Stored data entries:
★ ★ ★ ★
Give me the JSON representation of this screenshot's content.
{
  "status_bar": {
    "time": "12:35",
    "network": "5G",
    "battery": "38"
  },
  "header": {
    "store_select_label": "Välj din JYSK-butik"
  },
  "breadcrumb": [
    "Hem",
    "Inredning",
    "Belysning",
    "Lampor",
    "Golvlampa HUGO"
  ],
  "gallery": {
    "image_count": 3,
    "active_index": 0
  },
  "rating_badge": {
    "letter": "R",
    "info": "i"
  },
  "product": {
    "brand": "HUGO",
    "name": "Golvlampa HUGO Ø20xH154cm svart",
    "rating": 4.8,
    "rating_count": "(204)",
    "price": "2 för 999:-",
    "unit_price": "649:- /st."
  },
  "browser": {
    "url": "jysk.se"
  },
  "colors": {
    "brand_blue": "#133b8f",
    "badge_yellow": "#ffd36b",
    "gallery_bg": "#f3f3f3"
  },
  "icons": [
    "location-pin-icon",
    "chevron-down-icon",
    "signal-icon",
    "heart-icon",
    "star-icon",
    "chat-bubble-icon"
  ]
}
★ ★ ★ ★
Exercise directions:
Every record should be given again exactly.

The reply:
Give me the JSON representation of this screenshot's content.
{
  "status_bar": {
    "time": "12:35",
    "network": "5G",
    "battery": "38"
  },
  "header": {
    "store_select_label": "Välj din JYSK-butik"
  },
  "breadcrumb": [
    "Hem",
    "Inredning",
    "Belysning",
    "Lampor",
    "Golvlampa HUGO"
  ],
  "gallery": {
    "image_count": 3,
    "active_index": 0
  },
  "rating_badge": {
    "letter": "R",
    "info": "i"
  },
  "product": {
    "brand": "HUGO",
    "name": "Golvlampa HUGO Ø20xH154cm svart",
    "rating": 4.8,
    "rating_count": "(204)",
    "price": "2 för 999:-",
    "unit_price": "649:- /st."
  },
  "browser": {
    "url": "jysk.se"
  },
  "colors": {
    "brand_blue": "#133b8f",
    "badge_yellow": "#ffd36b",
    "gallery_bg": "#f3f3f3"
  },
  "icons": [
    "location-pin-icon",
    "chevron-down-icon",
    "signal-icon",
    "heart-icon",
    "star-icon",
    "chat-bubble-icon"
  ]
}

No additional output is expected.